**What to work on**
Please output everything from the line containing "Find all labels, buttons, inputs, and" down to the line containing "input-label-line2: сигнал (146, 108, 174, 118)", unchanged, and leave the pictures out of your answer.

**Raw records**
______________________________
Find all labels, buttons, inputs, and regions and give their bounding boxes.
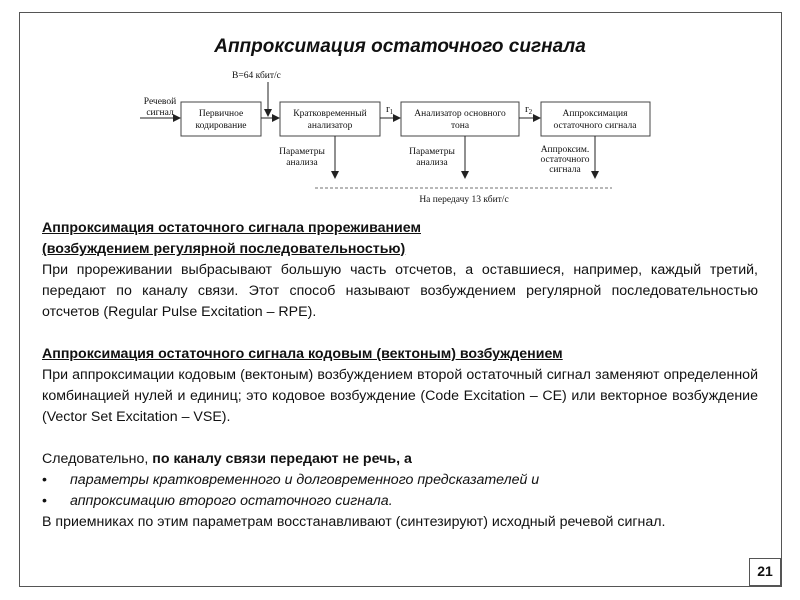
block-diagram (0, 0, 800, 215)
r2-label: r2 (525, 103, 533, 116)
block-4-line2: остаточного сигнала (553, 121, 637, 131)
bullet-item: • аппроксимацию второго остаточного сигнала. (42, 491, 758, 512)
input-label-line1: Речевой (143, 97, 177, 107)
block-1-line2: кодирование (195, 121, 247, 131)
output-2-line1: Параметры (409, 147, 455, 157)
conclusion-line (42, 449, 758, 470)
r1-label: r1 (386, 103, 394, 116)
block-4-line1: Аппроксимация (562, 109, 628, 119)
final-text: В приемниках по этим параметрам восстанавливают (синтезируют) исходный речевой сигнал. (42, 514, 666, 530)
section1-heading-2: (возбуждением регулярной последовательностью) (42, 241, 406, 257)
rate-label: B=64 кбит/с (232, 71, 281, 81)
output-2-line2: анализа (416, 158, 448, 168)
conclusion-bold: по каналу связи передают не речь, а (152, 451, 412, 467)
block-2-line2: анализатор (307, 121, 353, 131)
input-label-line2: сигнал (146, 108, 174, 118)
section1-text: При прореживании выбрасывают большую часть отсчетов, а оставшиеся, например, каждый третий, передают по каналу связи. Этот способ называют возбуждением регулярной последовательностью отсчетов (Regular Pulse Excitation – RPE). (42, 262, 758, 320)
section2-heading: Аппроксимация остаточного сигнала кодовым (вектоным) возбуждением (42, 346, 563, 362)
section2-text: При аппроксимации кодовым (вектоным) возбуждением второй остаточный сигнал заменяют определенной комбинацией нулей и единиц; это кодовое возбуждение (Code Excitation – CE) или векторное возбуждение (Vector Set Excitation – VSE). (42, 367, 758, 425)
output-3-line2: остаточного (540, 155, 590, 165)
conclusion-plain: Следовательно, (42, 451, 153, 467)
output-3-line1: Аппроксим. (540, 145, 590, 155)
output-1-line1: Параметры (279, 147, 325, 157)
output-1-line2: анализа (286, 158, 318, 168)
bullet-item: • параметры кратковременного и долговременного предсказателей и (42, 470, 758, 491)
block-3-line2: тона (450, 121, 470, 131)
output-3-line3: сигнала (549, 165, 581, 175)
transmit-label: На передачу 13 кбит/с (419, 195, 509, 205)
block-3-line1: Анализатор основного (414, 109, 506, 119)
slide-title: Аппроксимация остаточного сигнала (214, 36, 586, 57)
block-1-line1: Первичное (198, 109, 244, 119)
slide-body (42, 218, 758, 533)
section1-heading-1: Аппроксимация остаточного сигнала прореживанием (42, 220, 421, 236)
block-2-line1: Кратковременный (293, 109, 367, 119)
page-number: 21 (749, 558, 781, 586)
______________________________
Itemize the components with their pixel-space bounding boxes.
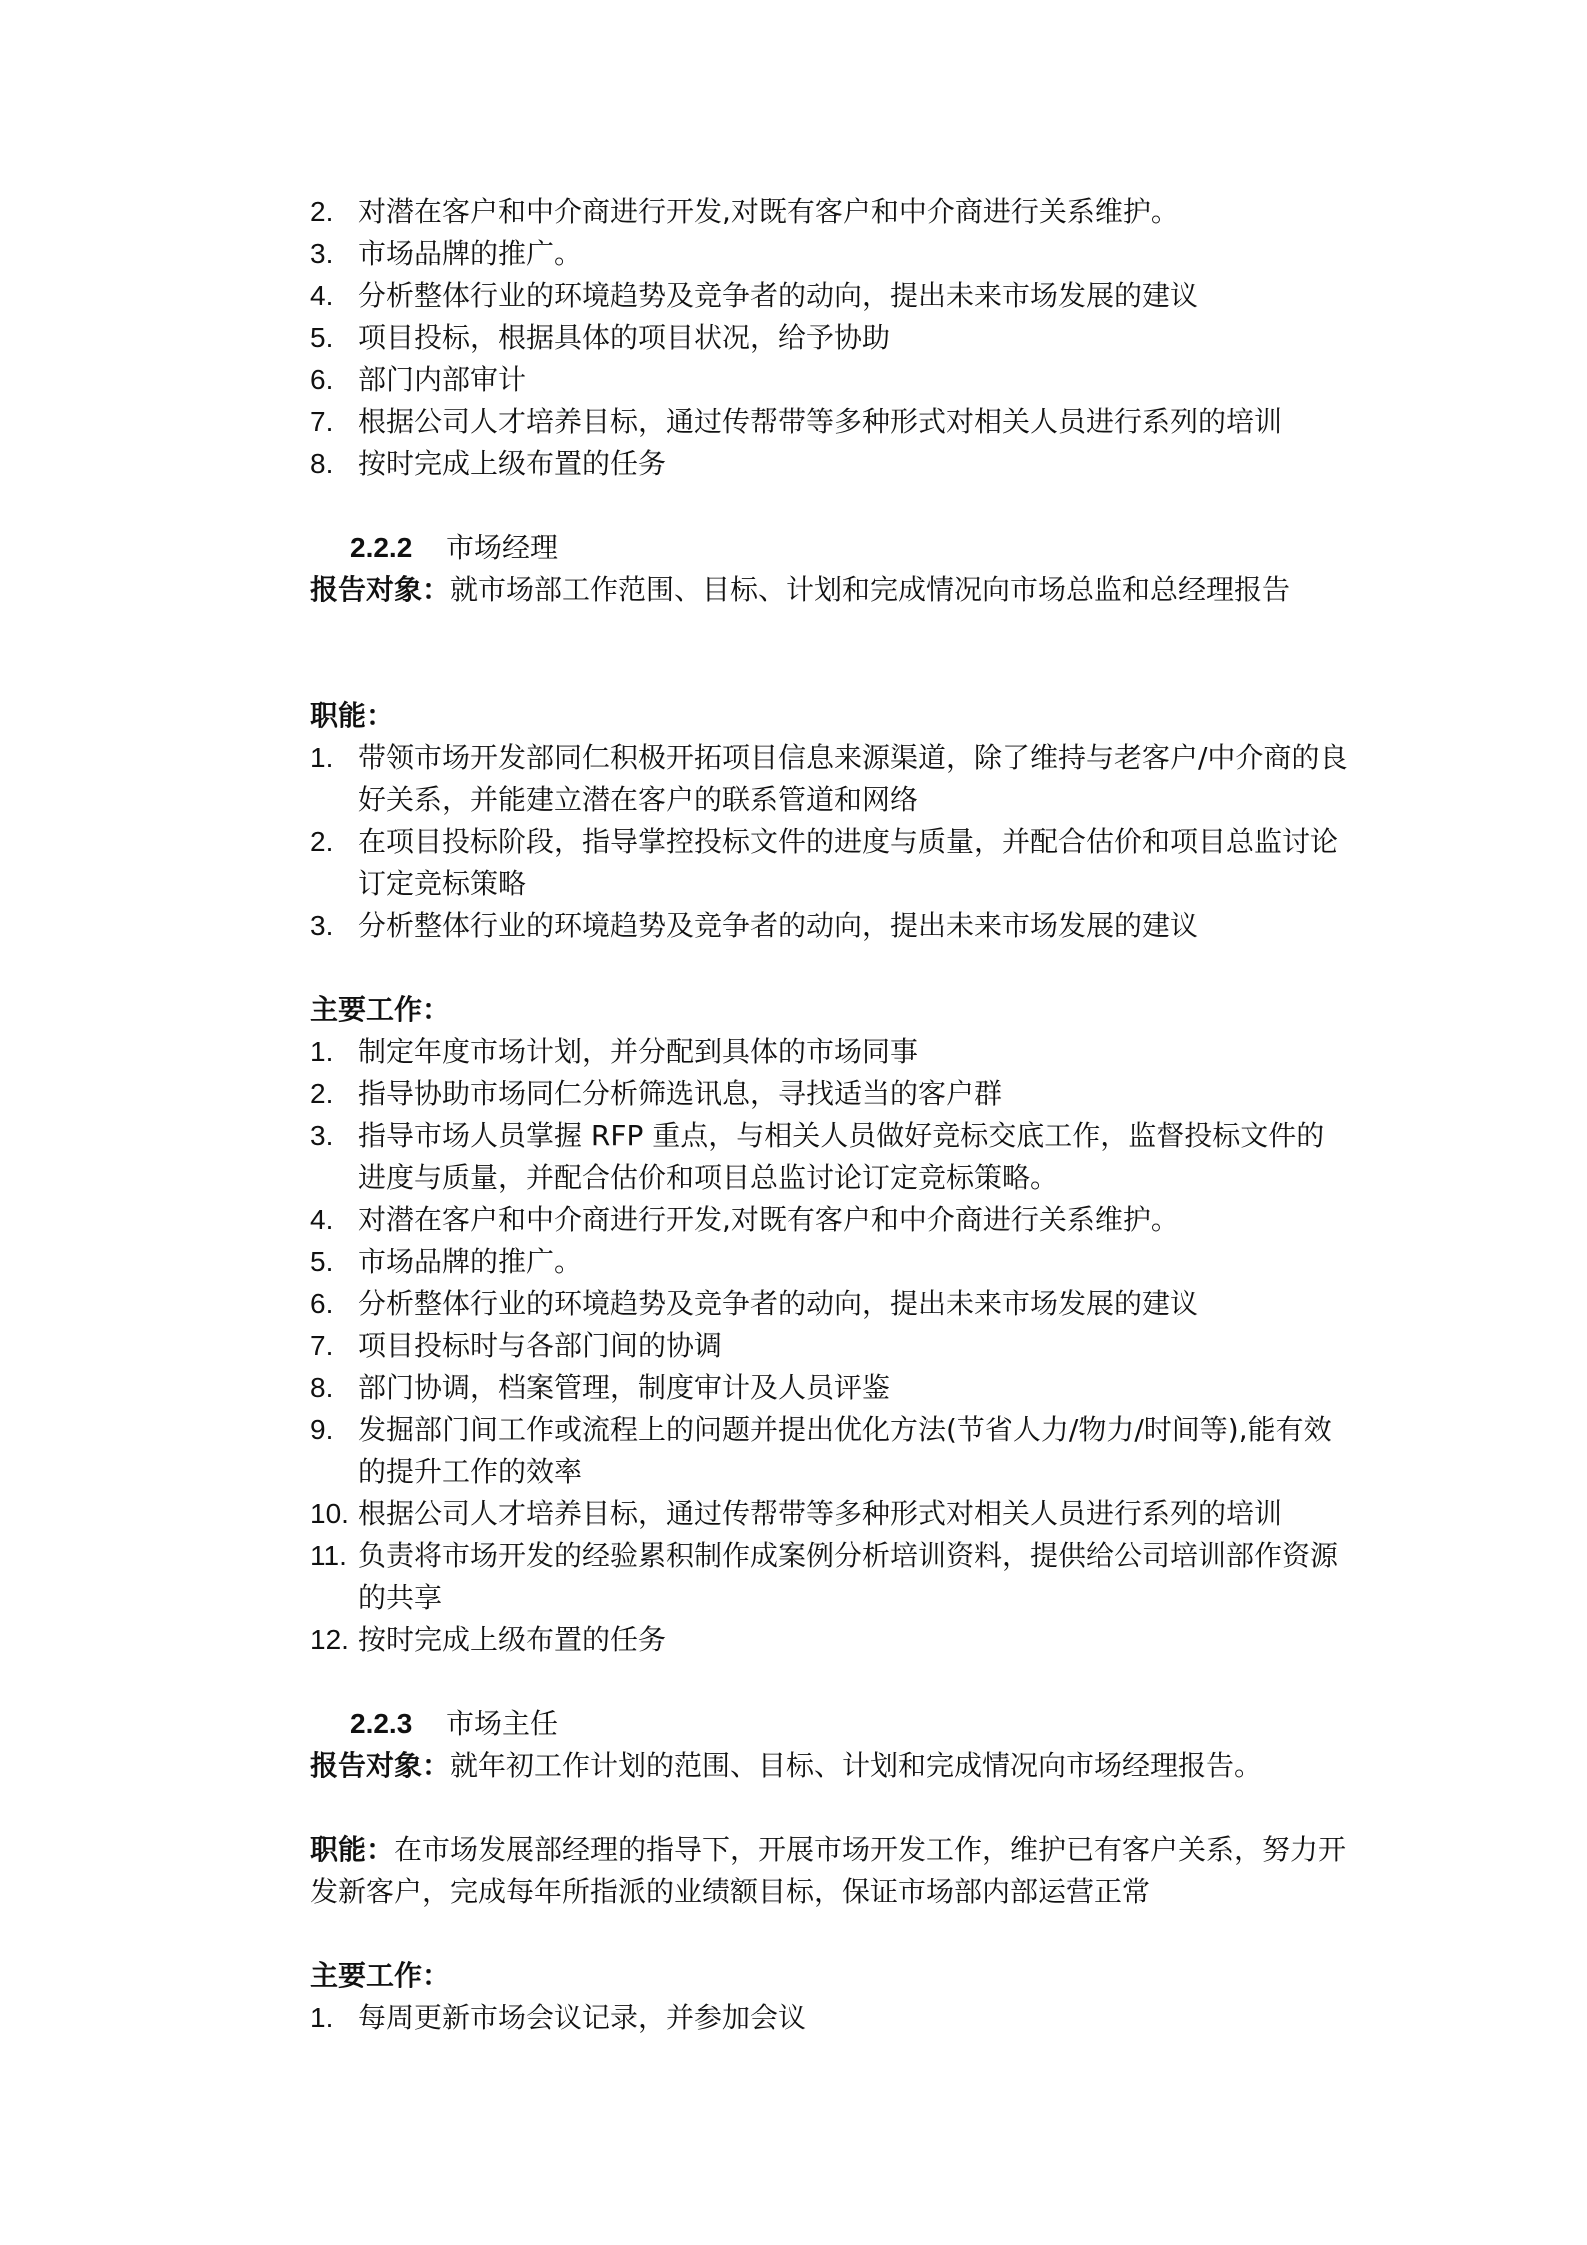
______________________________
**Full solution**
Find all labels, buttons, inputs, and regions and give their bounding boxes.
block-diagram (0, 0, 800, 215)
r2-label: r2 (525, 103, 533, 116)
block-4-line2: остаточного сигнала (553, 121, 637, 131)
bullet-item: • аппроксимацию второго остаточного сигнала. (42, 491, 758, 512)
input-label-line1: Речевой (143, 97, 177, 107)
block-1-line2: кодирование (195, 121, 247, 131)
output-2-line1: Параметры (409, 147, 455, 157)
conclusion-line (42, 449, 758, 470)
r1-label: r1 (386, 103, 394, 116)
block-4-line1: Аппроксимация (562, 109, 628, 119)
final-text: В приемниках по этим параметрам восстанавливают (синтезируют) исходный речевой сигнал. (42, 514, 666, 530)
section1-heading-2: (возбуждением регулярной последовательностью) (42, 241, 406, 257)
rate-label: B=64 кбит/с (232, 71, 281, 81)
output-2-line2: анализа (416, 158, 448, 168)
conclusion-bold: по каналу связи передают не речь, а (152, 451, 412, 467)
block-2-line2: анализатор (307, 121, 353, 131)
input-label-line2: сигнал (146, 108, 174, 118)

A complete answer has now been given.